◆ Tasks to complete ◆
[a] Answer these about the forum thread on union training, one line each:
(i) What hourly rate does the first post give for the 1099 sub work?
(ii) For how many years did EBFD6 work for the company that trained them?
(iii) What did the owner of the resi sweat shop tell mr hands?
[b] Write the next post in the forum thread on union training, starting right after its last line.

━━━ Provided passage

I could join you one-man shows at the pull of a string. I got a van, worked service four years in company vans, done plenty of 'practice' work, have all the tools and ready materials for a light commercial / resi service setup.

My initial stretch is doing 1099 sub work for my non-union small-ec buddies at 60 an hour. That being said, cash is king for myself. That 60 is just for reporting on their ends. Remodel GC's around here do alot of T&M and construction management of subs for their scope on high end jobs. They be taking cash from the owner for changes and what not and pay the subs in cash too. Yall obama haters are in on the cash side of business because you want to strangle the gubbamint. But you'll never copt to it, (standing by for fictional response about how yalls pay taxes on every last dime of revenue.)


----------



## MTW (Aug 28, 2013)

Miller is back.


----------



## Loose Neutral (Jun 3, 2009)

BBQ said:


> This comment of yours below shows you are old school union
> 
> 
> 
> ...


----------



## EBFD6 (Aug 17, 2008)

Loose Neutral said:


> *Not really it just shows that I care where my money goes. *You have a guy that is trained with union money and then he goes and works against you? That's not old school mentality, that's just being real.




The company I started with spent a lot of time and money training me. I came into the trade knowing absolutely nothing. They taught me pretty much everything I know as well as paying for my schooling to get my license. I worked for them for 8 years and now I work for one of their biggest competitors. That's business. Get over it.


----------



## mr hands (Sep 15, 2013)

Just because a company trains someone well does not mean they equally treat him as well or compensate him as well.

To sweat shops, the training serves to fatten the bottom line. IF they train a man, they will crack whip on him too. To the contrary, sweat shops I been at do not train their men, because the foremen do not want competition.

As the owner of the resi sweat shop I worked for once told me, "Get em young and use em up." That guy was a real POS. A convict too, he was a convicted child molestor. He was also trained up the union way then went rogue. Not saying there was a connection between him molesting his own children and opening a non-union shop, I will let you come to your own conclusion.


----------



## Loose Neutral (Jun 3, 2009)

━━━━━━
━━━ Information given

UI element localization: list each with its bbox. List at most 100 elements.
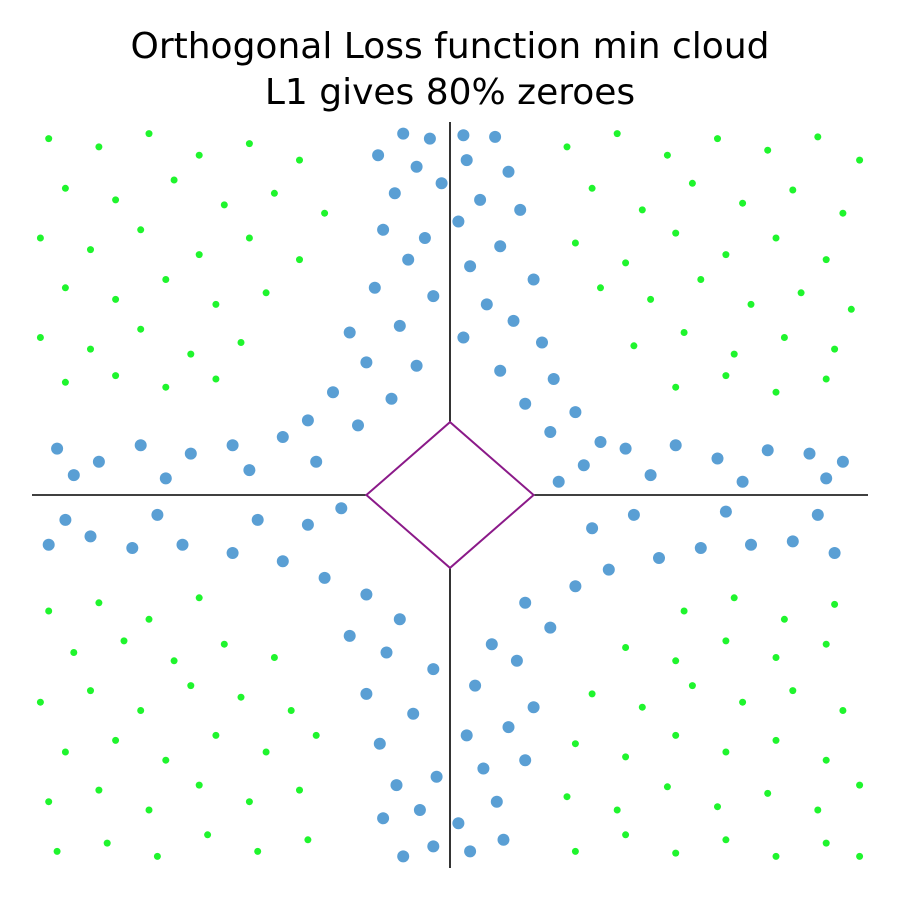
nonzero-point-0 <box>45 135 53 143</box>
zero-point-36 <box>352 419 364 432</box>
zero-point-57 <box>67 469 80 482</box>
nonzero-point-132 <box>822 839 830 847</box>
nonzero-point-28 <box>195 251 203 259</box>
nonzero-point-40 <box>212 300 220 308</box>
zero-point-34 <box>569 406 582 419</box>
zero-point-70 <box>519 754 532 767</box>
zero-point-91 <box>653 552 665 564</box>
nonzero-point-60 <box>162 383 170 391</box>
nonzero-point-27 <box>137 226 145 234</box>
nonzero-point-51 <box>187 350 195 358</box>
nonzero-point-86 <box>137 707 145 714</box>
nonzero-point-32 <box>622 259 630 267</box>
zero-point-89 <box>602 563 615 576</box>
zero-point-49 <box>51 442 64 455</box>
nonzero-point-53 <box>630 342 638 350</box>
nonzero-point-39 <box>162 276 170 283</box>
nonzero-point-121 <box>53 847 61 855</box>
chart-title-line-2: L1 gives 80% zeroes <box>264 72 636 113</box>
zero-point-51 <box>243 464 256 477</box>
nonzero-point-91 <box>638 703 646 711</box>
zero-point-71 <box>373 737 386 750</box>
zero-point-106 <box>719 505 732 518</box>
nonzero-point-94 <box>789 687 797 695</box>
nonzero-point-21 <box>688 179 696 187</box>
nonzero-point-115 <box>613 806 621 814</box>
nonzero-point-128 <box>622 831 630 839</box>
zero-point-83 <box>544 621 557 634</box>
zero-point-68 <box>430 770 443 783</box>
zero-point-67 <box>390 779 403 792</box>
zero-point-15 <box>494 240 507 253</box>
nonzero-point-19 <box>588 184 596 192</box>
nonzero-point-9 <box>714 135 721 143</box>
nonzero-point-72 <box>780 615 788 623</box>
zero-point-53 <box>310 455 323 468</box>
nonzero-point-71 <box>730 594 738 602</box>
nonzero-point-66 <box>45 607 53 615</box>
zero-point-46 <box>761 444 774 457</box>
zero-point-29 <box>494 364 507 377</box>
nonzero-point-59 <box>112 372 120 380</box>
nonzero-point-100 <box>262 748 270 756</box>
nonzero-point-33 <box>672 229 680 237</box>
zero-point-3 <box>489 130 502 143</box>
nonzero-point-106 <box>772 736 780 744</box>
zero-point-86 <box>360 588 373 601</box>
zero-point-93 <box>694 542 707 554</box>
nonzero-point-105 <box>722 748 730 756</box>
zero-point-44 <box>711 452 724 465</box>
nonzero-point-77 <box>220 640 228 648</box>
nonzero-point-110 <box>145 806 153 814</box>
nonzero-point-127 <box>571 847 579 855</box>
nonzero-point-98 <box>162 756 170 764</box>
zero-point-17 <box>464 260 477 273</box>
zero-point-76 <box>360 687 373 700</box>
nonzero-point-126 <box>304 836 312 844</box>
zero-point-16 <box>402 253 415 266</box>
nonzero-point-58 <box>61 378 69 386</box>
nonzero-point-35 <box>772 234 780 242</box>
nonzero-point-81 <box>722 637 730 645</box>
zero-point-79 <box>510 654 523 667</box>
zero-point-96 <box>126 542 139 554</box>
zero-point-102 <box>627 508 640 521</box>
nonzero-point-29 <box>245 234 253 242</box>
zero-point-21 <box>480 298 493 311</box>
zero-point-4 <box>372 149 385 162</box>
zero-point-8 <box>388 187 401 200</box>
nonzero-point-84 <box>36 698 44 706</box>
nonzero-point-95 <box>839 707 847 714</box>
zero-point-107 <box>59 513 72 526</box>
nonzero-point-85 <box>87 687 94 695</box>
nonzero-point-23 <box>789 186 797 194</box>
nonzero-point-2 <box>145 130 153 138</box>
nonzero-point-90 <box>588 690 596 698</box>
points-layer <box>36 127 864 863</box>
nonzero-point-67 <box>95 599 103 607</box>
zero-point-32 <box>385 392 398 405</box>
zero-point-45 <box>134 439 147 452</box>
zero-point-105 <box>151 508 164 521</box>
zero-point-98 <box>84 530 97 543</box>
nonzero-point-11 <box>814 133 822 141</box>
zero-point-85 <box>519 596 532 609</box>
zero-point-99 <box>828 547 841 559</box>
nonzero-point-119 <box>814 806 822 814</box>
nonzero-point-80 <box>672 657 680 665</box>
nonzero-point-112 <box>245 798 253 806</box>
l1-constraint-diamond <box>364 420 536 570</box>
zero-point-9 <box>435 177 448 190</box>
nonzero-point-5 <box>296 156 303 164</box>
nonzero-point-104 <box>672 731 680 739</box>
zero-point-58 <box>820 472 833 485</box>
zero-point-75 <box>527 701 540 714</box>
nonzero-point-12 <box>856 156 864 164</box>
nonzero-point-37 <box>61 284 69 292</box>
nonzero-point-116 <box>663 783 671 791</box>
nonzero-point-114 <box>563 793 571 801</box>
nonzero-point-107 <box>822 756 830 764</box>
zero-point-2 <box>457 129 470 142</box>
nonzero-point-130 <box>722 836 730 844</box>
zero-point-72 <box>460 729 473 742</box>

━━━━━━
━━━ Information given

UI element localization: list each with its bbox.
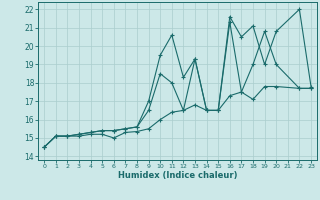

━━━━━━

◆ Results of the exercise ◆
[a]
(i) 60 an hour
(ii) 8 years
(iii) "Get em young and use em up."

[b]
EBFD6 said:


> The company I started with spent a lot of time and money training me. I came into the trade knowing absolutely nothing. They taught me pretty much everything I know as well as paying for my schooling to get my license. I worked for them for 8 years and now I work for one of their biggest competitors. That's business. Get over it.


I'm sure they were ok with it. Right **** happens, but not going to let it go without some words. Oh and i thought you weren't responding to my posts?


----------



## Cl906um (Jul 21, 2012)

jrannis said:


> Our high time is a dollar.
> Who cares, let him go an hour early or hand him $10.


That's a risk in itself. If he is on the clock and gets in an accident, it's a lawsuit in the making. Anyhow, we brass in. The mill pays him till he brasses out. Not gonna work.


----------



## BDB (Jul 9, 2008)

eejack said:


> I can understand that in Texas. You folks hate unions so much that none of us wants to work down there for $25 an hour when we can work elsewhere for more.


And there in lies the problem now days. If you are from up north, down south, east or west, the IBEW should be trying to help fix things when they are broke, but like your statement most "brothers" in a round about way just say "wow it sucks to be you" and have no ideas or thoughts on how to fix the places that are broke right now. If it does not hurt you then why worry about it right?


----------



## Loose Neutral (Jun 3, 2009)

BDB said:


> And there in lies the problem now days. If you are from up north, down south, east or west, the IBEW should be trying to help fix things when they are broke, but like your statement most "brothers" in a round about way just say "wow it sucks to be you" and have no ideas or thoughts on how to fix the places that are broke right now. If it does not hurt you then why worry about it right?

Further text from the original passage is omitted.